======== AVAILABLE RECORDS

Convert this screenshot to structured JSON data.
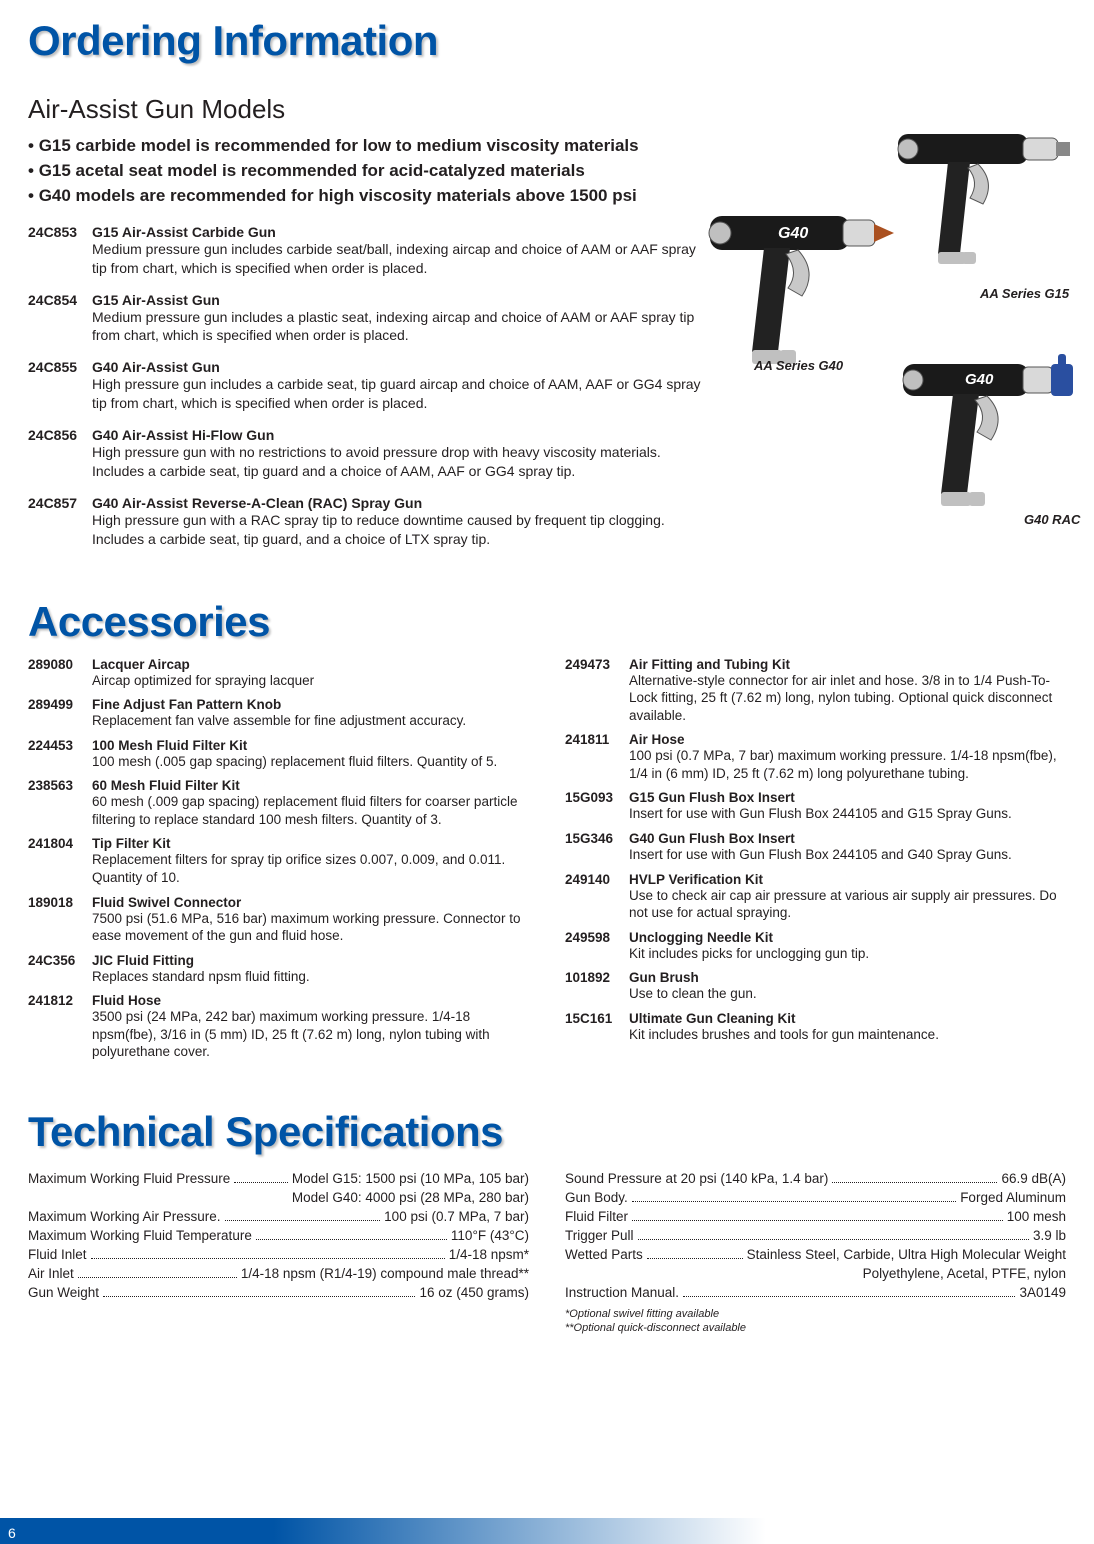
{
  "page_number": "6",
  "colors": {
    "heading_blue": "#0054a6",
    "body": "#231f20",
    "strip_gradient_start": "#0054a6",
    "strip_gradient_end": "#ffffff"
  },
  "ordering": {
    "heading": "Ordering Information",
    "subhead": "Air-Assist Gun Models",
    "bullets": [
      "G15 carbide model is recommended for low to medium viscosity materials",
      "G15 acetal seat model is recommended for acid-catalyzed materials",
      "G40 models are recommended for high viscosity materials above 1500 psi"
    ],
    "models": [
      {
        "code": "24C853",
        "title": "G15 Air-Assist Carbide Gun",
        "desc": "Medium pressure gun includes carbide seat/ball, indexing aircap and choice of AAM or AAF spray tip from chart, which is specified when order is placed."
      },
      {
        "code": "24C854",
        "title": "G15 Air-Assist Gun",
        "desc": "Medium pressure gun includes a plastic seat, indexing aircap and choice of AAM or AAF spray tip from chart, which is specified when order is placed."
      },
      {
        "code": "24C855",
        "title": "G40 Air-Assist Gun",
        "desc": "High pressure gun includes a carbide seat, tip guard aircap and choice of AAM, AAF or GG4 spray tip from chart, which is specified when order is placed."
      },
      {
        "code": "24C856",
        "title": "G40 Air-Assist Hi-Flow Gun",
        "desc": "High pressure gun with no restrictions to avoid pressure drop with heavy viscosity materials. Includes a carbide seat, tip guard and a choice of AAM, AAF or GG4 spray tip."
      },
      {
        "code": "24C857",
        "title": "G40 Air-Assist Reverse-A-Clean (RAC) Spray Gun",
        "desc": "High pressure gun with a RAC spray tip to reduce downtime caused by frequent tip clogging. Includes a carbide seat, tip guard, and a choice of LTX spray tip."
      }
    ],
    "image_labels": {
      "g15": "AA Series G15",
      "g40": "AA Series G40",
      "rac": "G40 RAC"
    }
  },
  "accessories": {
    "heading": "Accessories",
    "left": [
      {
        "code": "289080",
        "title": "Lacquer Aircap",
        "desc": "Aircap optimized for spraying lacquer"
      },
      {
        "code": "289499",
        "title": "Fine Adjust Fan Pattern Knob",
        "desc": "Replacement fan valve assemble for fine adjustment accuracy."
      },
      {
        "code": "224453",
        "title": "100 Mesh Fluid Filter Kit",
        "desc": "100 mesh (.005 gap spacing) replacement fluid filters. Quantity of 5."
      },
      {
        "code": "238563",
        "title": "60 Mesh Fluid Filter Kit",
        "desc": "60 mesh (.009 gap spacing) replacement fluid filters for coarser particle filtering to replace standard 100 mesh filters. Quantity of 3."
      },
      {
        "code": "241804",
        "title": "Tip Filter Kit",
        "desc": "Replacement filters for spray tip orifice sizes 0.007, 0.009, and 0.011. Quantity of 10."
      },
      {
        "code": "189018",
        "title": "Fluid Swivel Connector",
        "desc": "7500 psi (51.6 MPa, 516 bar) maximum working pressure. Connector to ease movement of the gun and fluid hose."
      },
      {
        "code": "24C356",
        "title": "JIC Fluid Fitting",
        "desc": "Replaces standard npsm fluid fitting."
      },
      {
        "code": "241812",
        "title": "Fluid Hose",
        "desc": "3500 psi (24 MPa, 242 bar) maximum working pressure. 1/4-18 npsm(fbe), 3/16 in (5 mm) ID, 25 ft (7.62 m) long, nylon tubing with polyurethane cover."
      }
    ],
    "right": [
      {
        "code": "249473",
        "title": "Air Fitting and Tubing Kit",
        "desc": "Alternative-style connector for air inlet and hose. 3/8 in to 1/4 Push-To-Lock fitting, 25 ft (7.62 m) long, nylon tubing. Optional quick disconnect available."
      },
      {
        "code": "241811",
        "title": "Air Hose",
        "desc": "100 psi (0.7 MPa, 7 bar) maximum working pressure. 1/4-18 npsm(fbe), 1/4 in (6 mm) ID, 25 ft (7.62 m) long polyurethane tubing."
      },
      {
        "code": "15G093",
        "title": "G15 Gun Flush Box Insert",
        "desc": "Insert for use with Gun Flush Box 244105 and G15 Spray Guns."
      },
      {
        "code": "15G346",
        "title": "G40 Gun Flush Box Insert",
        "desc": "Insert for use with Gun Flush Box 244105 and G40 Spray Guns."
      },
      {
        "code": "249140",
        "title": "HVLP Verification Kit",
        "desc": "Use to check air cap air pressure at various air supply air pressures. Do not use for actual spraying."
      },
      {
        "code": "249598",
        "title": "Unclogging Needle Kit",
        "desc": "Kit includes picks for unclogging gun tip."
      },
      {
        "code": "101892",
        "title": "Gun Brush",
        "desc": "Use to clean the gun."
      },
      {
        "code": "15C161",
        "title": "Ultimate Gun Cleaning Kit",
        "desc": "Kit includes brushes and tools for gun maintenance."
      }
    ]
  },
  "techspecs": {
    "heading": "Technical Specifications",
    "left": [
      {
        "label": "Maximum Working Fluid Pressure",
        "value": "Model G15: 1500 psi (10 MPa, 105 bar)",
        "extra": "Model G40: 4000 psi (28 MPa, 280 bar)"
      },
      {
        "label": "Maximum Working Air Pressure.",
        "value": "100 psi (0.7 MPa, 7 bar)"
      },
      {
        "label": "Maximum Working Fluid Temperature",
        "value": "110°F (43°C)"
      },
      {
        "label": "Fluid Inlet",
        "value": "1/4-18 npsm*"
      },
      {
        "label": "Air Inlet",
        "value": "1/4-18 npsm (R1/4-19) compound male thread**"
      },
      {
        "label": "Gun Weight",
        "value": "16 oz (450 grams)"
      }
    ],
    "right": [
      {
        "label": "Sound Pressure at 20 psi (140 kPa, 1.4 bar)",
        "value": "66.9 dB(A)"
      },
      {
        "label": "Gun Body.",
        "value": "Forged Aluminum"
      },
      {
        "label": "Fluid Filter",
        "value": "100 mesh"
      },
      {
        "label": "Trigger Pull",
        "value": "3.9 lb"
      },
      {
        "label": "Wetted Parts",
        "value": "Stainless Steel, Carbide, Ultra High Molecular Weight",
        "extra": "Polyethylene, Acetal, PTFE, nylon"
      },
      {
        "label": "Instruction Manual.",
        "value": "3A0149"
      }
    ],
    "footnotes": [
      "*Optional swivel fitting available",
      "**Optional quick-disconnect available"
    ]
  }
}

================

● GIVEN INSTRUCTION: A faithful copy of the records above is needed, with the pictures left out.

● ANSWER BELOW:
Convert this screenshot to structured JSON data.
{
  "page_number": "6",
  "colors": {
    "heading_blue": "#0054a6",
    "body": "#231f20",
    "strip_gradient_start": "#0054a6",
    "strip_gradient_end": "#ffffff"
  },
  "ordering": {
    "heading": "Ordering Information",
    "subhead": "Air-Assist Gun Models",
    "bullets": [
      "G15 carbide model is recommended for low to medium viscosity materials",
      "G15 acetal seat model is recommended for acid-catalyzed materials",
      "G40 models are recommended for high viscosity materials above 1500 psi"
    ],
    "models": [
      {
        "code": "24C853",
        "title": "G15 Air-Assist Carbide Gun",
        "desc": "Medium pressure gun includes carbide seat/ball, indexing aircap and choice of AAM or AAF spray tip from chart, which is specified when order is placed."
      },
      {
        "code": "24C854",
        "title": "G15 Air-Assist Gun",
        "desc": "Medium pressure gun includes a plastic seat, indexing aircap and choice of AAM or AAF spray tip from chart, which is specified when order is placed."
      },
      {
        "code": "24C855",
        "title": "G40 Air-Assist Gun",
        "desc": "High pressure gun includes a carbide seat, tip guard aircap and choice of AAM, AAF or GG4 spray tip from chart, which is specified when order is placed."
      },
      {
        "code": "24C856",
        "title": "G40 Air-Assist Hi-Flow Gun",
        "desc": "High pressure gun with no restrictions to avoid pressure drop with heavy viscosity materials. Includes a carbide seat, tip guard and a choice of AAM, AAF or GG4 spray tip."
      },
      {
        "code": "24C857",
        "title": "G40 Air-Assist Reverse-A-Clean (RAC) Spray Gun",
        "desc": "High pressure gun with a RAC spray tip to reduce downtime caused by frequent tip clogging. Includes a carbide seat, tip guard, and a choice of LTX spray tip."
      }
    ],
    "image_labels": {
      "g15": "AA Series G15",
      "g40": "AA Series G40",
      "rac": "G40 RAC"
    }
  },
  "accessories": {
    "heading": "Accessories",
    "left": [
      {
        "code": "289080",
        "title": "Lacquer Aircap",
        "desc": "Aircap optimized for spraying lacquer"
      },
      {
        "code": "289499",
        "title": "Fine Adjust Fan Pattern Knob",
        "desc": "Replacement fan valve assemble for fine adjustment accuracy."
      },
      {
        "code": "224453",
        "title": "100 Mesh Fluid Filter Kit",
        "desc": "100 mesh (.005 gap spacing) replacement fluid filters. Quantity of 5."
      },
      {
        "code": "238563",
        "title": "60 Mesh Fluid Filter Kit",
        "desc": "60 mesh (.009 gap spacing) replacement fluid filters for coarser particle filtering to replace standard 100 mesh filters. Quantity of 3."
      },
      {
        "code": "241804",
        "title": "Tip Filter Kit",
        "desc": "Replacement filters for spray tip orifice sizes 0.007, 0.009, and 0.011. Quantity of 10."
      },
      {
        "code": "189018",
        "title": "Fluid Swivel Connector",
        "desc": "7500 psi (51.6 MPa, 516 bar) maximum working pressure. Connector to ease movement of the gun and fluid hose."
      },
      {
        "code": "24C356",
        "title": "JIC Fluid Fitting",
        "desc": "Replaces standard npsm fluid fitting."
      },
      {
        "code": "241812",
        "title": "Fluid Hose",
        "desc": "3500 psi (24 MPa, 242 bar) maximum working pressure. 1/4-18 npsm(fbe), 3/16 in (5 mm) ID, 25 ft (7.62 m) long, nylon tubing with polyurethane cover."
      }
    ],
    "right": [
      {
        "code": "249473",
        "title": "Air Fitting and Tubing Kit",
        "desc": "Alternative-style connector for air inlet and hose. 3/8 in to 1/4 Push-To-Lock fitting, 25 ft (7.62 m) long, nylon tubing. Optional quick disconnect available."
      },
      {
        "code": "241811",
        "title": "Air Hose",
        "desc": "100 psi (0.7 MPa, 7 bar) maximum working pressure. 1/4-18 npsm(fbe), 1/4 in (6 mm) ID, 25 ft (7.62 m) long polyurethane tubing."
      },
      {
        "code": "15G093",
        "title": "G15 Gun Flush Box Insert",
        "desc": "Insert for use with Gun Flush Box 244105 and G15 Spray Guns."
      },
      {
        "code": "15G346",
        "title": "G40 Gun Flush Box Insert",
        "desc": "Insert for use with Gun Flush Box 244105 and G40 Spray Guns."
      },
      {
        "code": "249140",
        "title": "HVLP Verification Kit",
        "desc": "Use to check air cap air pressure at various air supply air pressures. Do not use for actual spraying."
      },
      {
        "code": "249598",
        "title": "Unclogging Needle Kit",
        "desc": "Kit includes picks for unclogging gun tip."
      },
      {
        "code": "101892",
        "title": "Gun Brush",
        "desc": "Use to clean the gun."
      },
      {
        "code": "15C161",
        "title": "Ultimate Gun Cleaning Kit",
        "desc": "Kit includes brushes and tools for gun maintenance."
      }
    ]
  },
  "techspecs": {
    "heading": "Technical Specifications",
    "left": [
      {
        "label": "Maximum Working Fluid Pressure",
        "value": "Model G15: 1500 psi (10 MPa, 105 bar)",
        "extra": "Model G40: 4000 psi (28 MPa, 280 bar)"
      },
      {
        "label": "Maximum Working Air Pressure.",
        "value": "100 psi (0.7 MPa, 7 bar)"
      },
      {
        "label": "Maximum Working Fluid Temperature",
        "value": "110°F (43°C)"
      },
      {
        "label": "Fluid Inlet",
        "value": "1/4-18 npsm*"
      },
      {
        "label": "Air Inlet",
        "value": "1/4-18 npsm (R1/4-19) compound male thread**"
      },
      {
        "label": "Gun Weight",
        "value": "16 oz (450 grams)"
      }
    ],
    "right": [
      {
        "label": "Sound Pressure at 20 psi (140 kPa, 1.4 bar)",
        "value": "66.9 dB(A)"
      },
      {
        "label": "Gun Body.",
        "value": "Forged Aluminum"
      },
      {
        "label": "Fluid Filter",
        "value": "100 mesh"
      },
      {
        "label": "Trigger Pull",
        "value": "3.9 lb"
      },
      {
        "label": "Wetted Parts",
        "value": "Stainless Steel, Carbide, Ultra High Molecular Weight",
        "extra": "Polyethylene, Acetal, PTFE, nylon"
      },
      {
        "label": "Instruction Manual.",
        "value": "3A0149"
      }
    ],
    "footnotes": [
      "*Optional swivel fitting available",
      "**Optional quick-disconnect available"
    ]
  }
}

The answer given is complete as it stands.